MATERIAL PROVIDED>
....................
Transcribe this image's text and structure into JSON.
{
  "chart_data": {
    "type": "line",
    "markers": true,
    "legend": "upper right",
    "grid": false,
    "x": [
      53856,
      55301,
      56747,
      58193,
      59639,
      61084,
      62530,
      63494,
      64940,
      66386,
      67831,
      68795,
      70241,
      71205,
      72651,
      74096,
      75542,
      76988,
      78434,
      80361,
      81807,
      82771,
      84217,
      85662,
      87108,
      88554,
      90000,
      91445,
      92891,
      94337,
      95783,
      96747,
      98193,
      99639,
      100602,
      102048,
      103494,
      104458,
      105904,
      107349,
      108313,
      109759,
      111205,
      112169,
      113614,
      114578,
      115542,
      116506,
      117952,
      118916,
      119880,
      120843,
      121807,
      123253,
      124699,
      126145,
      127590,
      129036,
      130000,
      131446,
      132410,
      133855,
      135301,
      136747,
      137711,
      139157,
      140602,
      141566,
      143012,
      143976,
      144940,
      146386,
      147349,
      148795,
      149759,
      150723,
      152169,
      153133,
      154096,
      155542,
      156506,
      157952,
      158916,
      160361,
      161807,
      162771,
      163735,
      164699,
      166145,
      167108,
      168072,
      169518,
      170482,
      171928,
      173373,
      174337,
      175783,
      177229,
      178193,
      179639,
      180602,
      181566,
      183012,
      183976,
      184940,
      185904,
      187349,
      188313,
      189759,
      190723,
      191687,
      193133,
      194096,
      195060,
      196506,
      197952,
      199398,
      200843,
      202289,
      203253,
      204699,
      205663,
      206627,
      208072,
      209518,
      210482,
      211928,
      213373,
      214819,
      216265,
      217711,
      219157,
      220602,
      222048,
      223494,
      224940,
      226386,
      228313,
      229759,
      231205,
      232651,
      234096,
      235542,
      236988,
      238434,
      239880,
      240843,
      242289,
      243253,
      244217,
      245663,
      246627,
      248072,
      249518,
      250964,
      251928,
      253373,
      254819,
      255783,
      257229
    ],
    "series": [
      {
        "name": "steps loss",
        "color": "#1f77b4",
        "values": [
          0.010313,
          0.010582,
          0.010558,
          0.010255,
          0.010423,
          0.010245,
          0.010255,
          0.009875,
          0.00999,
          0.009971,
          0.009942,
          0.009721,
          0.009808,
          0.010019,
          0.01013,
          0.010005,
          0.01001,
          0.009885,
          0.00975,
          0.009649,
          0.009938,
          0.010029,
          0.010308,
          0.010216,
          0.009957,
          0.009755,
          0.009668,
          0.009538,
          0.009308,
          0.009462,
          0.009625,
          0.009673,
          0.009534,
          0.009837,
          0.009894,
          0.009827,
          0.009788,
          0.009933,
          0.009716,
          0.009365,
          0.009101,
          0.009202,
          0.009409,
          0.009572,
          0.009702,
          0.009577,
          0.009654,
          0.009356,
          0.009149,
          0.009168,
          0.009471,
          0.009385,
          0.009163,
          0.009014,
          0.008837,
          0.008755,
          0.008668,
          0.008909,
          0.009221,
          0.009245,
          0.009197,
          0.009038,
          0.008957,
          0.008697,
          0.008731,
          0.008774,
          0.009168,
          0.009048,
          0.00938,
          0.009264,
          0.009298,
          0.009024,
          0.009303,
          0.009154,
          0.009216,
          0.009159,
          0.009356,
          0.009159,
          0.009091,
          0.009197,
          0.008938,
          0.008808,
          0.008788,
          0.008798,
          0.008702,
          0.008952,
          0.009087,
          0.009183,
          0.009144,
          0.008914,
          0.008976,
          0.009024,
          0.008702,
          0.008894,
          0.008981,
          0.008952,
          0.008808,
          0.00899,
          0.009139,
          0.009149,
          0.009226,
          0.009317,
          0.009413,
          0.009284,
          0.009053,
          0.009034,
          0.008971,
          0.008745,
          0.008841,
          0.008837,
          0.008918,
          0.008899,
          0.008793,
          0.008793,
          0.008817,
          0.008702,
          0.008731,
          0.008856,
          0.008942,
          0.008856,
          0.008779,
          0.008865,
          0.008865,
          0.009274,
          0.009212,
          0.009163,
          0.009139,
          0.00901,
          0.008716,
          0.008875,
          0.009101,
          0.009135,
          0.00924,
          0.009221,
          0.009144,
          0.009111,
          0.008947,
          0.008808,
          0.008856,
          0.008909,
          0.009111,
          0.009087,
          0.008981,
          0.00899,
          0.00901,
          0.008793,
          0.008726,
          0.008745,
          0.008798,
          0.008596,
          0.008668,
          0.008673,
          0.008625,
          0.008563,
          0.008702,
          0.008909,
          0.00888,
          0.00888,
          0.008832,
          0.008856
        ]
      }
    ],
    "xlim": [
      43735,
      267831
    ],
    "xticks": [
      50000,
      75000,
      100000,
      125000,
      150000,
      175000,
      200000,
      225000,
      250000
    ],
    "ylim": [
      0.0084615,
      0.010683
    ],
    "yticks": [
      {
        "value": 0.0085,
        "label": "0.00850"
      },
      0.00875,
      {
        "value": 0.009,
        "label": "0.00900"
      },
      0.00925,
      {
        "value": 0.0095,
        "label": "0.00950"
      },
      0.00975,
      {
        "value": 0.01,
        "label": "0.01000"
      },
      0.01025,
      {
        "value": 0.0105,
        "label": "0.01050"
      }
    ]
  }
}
....................
PROBLEM DETAILS>
Give the complete listing a second time, exactly as it reads.

THE SOLUTION>
Transcribe this image's text and structure into JSON.
{
  "chart_data": {
    "type": "line",
    "markers": true,
    "legend": "upper right",
    "grid": false,
    "x": [
      53856,
      55301,
      56747,
      58193,
      59639,
      61084,
      62530,
      63494,
      64940,
      66386,
      67831,
      68795,
      70241,
      71205,
      72651,
      74096,
      75542,
      76988,
      78434,
      80361,
      81807,
      82771,
      84217,
      85662,
      87108,
      88554,
      90000,
      91445,
      92891,
      94337,
      95783,
      96747,
      98193,
      99639,
      100602,
      102048,
      103494,
      104458,
      105904,
      107349,
      108313,
      109759,
      111205,
      112169,
      113614,
      114578,
      115542,
      116506,
      117952,
      118916,
      119880,
      120843,
      121807,
      123253,
      124699,
      126145,
      127590,
      129036,
      130000,
      131446,
      132410,
      133855,
      135301,
      136747,
      137711,
      139157,
      140602,
      141566,
      143012,
      143976,
      144940,
      146386,
      147349,
      148795,
      149759,
      150723,
      152169,
      153133,
      154096,
      155542,
      156506,
      157952,
      158916,
      160361,
      161807,
      162771,
      163735,
      164699,
      166145,
      167108,
      168072,
      169518,
      170482,
      171928,
      173373,
      174337,
      175783,
      177229,
      178193,
      179639,
      180602,
      181566,
      183012,
      183976,
      184940,
      185904,
      187349,
      188313,
      189759,
      190723,
      191687,
      193133,
      194096,
      195060,
      196506,
      197952,
      199398,
      200843,
      202289,
      203253,
      204699,
      205663,
      206627,
      208072,
      209518,
      210482,
      211928,
      213373,
      214819,
      216265,
      217711,
      219157,
      220602,
      222048,
      223494,
      224940,
      226386,
      228313,
      229759,
      231205,
      232651,
      234096,
      235542,
      236988,
      238434,
      239880,
      240843,
      242289,
      243253,
      244217,
      245663,
      246627,
      248072,
      249518,
      250964,
      251928,
      253373,
      254819,
      255783,
      257229
    ],
    "series": [
      {
        "name": "steps loss",
        "color": "#1f77b4",
        "values": [
          0.010313,
          0.010582,
          0.010558,
          0.010255,
          0.010423,
          0.010245,
          0.010255,
          0.009875,
          0.00999,
          0.009971,
          0.009942,
          0.009721,
          0.009808,
          0.010019,
          0.01013,
          0.010005,
          0.01001,
          0.009885,
          0.00975,
          0.009649,
          0.009938,
          0.010029,
          0.010308,
          0.010216,
          0.009957,
          0.009755,
          0.009668,
          0.009538,
          0.009308,
          0.009462,
          0.009625,
          0.009673,
          0.009534,
          0.009837,
          0.009894,
          0.009827,
          0.009788,
          0.009933,
          0.009716,
          0.009365,
          0.009101,
          0.009202,
          0.009409,
          0.009572,
          0.009702,
          0.009577,
          0.009654,
          0.009356,
          0.009149,
          0.009168,
          0.009471,
          0.009385,
          0.009163,
          0.009014,
          0.008837,
          0.008755,
          0.008668,
          0.008909,
          0.009221,
          0.009245,
          0.009197,
          0.009038,
          0.008957,
          0.008697,
          0.008731,
          0.008774,
          0.009168,
          0.009048,
          0.00938,
          0.009264,
          0.009298,
          0.009024,
          0.009303,
          0.009154,
          0.009216,
          0.009159,
          0.009356,
          0.009159,
          0.009091,
          0.009197,
          0.008938,
          0.008808,
          0.008788,
          0.008798,
          0.008702,
          0.008952,
          0.009087,
          0.009183,
          0.009144,
          0.008914,
          0.008976,
          0.009024,
          0.008702,
          0.008894,
          0.008981,
          0.008952,
          0.008808,
          0.00899,
          0.009139,
          0.009149,
          0.009226,
          0.009317,
          0.009413,
          0.009284,
          0.009053,
          0.009034,
          0.008971,
          0.008745,
          0.008841,
          0.008837,
          0.008918,
          0.008899,
          0.008793,
          0.008793,
          0.008817,
          0.008702,
          0.008731,
          0.008856,
          0.008942,
          0.008856,
          0.008779,
          0.008865,
          0.008865,
          0.009274,
          0.009212,
          0.009163,
          0.009139,
          0.00901,
          0.008716,
          0.008875,
          0.009101,
          0.009135,
          0.00924,
          0.009221,
          0.009144,
          0.009111,
          0.008947,
          0.008808,
          0.008856,
          0.008909,
          0.009111,
          0.009087,
          0.008981,
          0.00899,
          0.00901,
          0.008793,
          0.008726,
          0.008745,
          0.008798,
          0.008596,
          0.008668,
          0.008673,
          0.008625,
          0.008563,
          0.008702,
          0.008909,
          0.00888,
          0.00888,
          0.008832,
          0.008856
        ]
      }
    ],
    "xlim": [
      43735,
      267831
    ],
    "xticks": [
      50000,
      75000,
      100000,
      125000,
      150000,
      175000,
      200000,
      225000,
      250000
    ],
    "ylim": [
      0.0084615,
      0.010683
    ],
    "yticks": [
      {
        "value": 0.0085,
        "label": "0.00850"
      },
      0.00875,
      {
        "value": 0.009,
        "label": "0.00900"
      },
      0.00925,
      {
        "value": 0.0095,
        "label": "0.00950"
      },
      0.00975,
      {
        "value": 0.01,
        "label": "0.01000"
      },
      0.01025,
      {
        "value": 0.0105,
        "label": "0.01050"
      }
    ]
  }
}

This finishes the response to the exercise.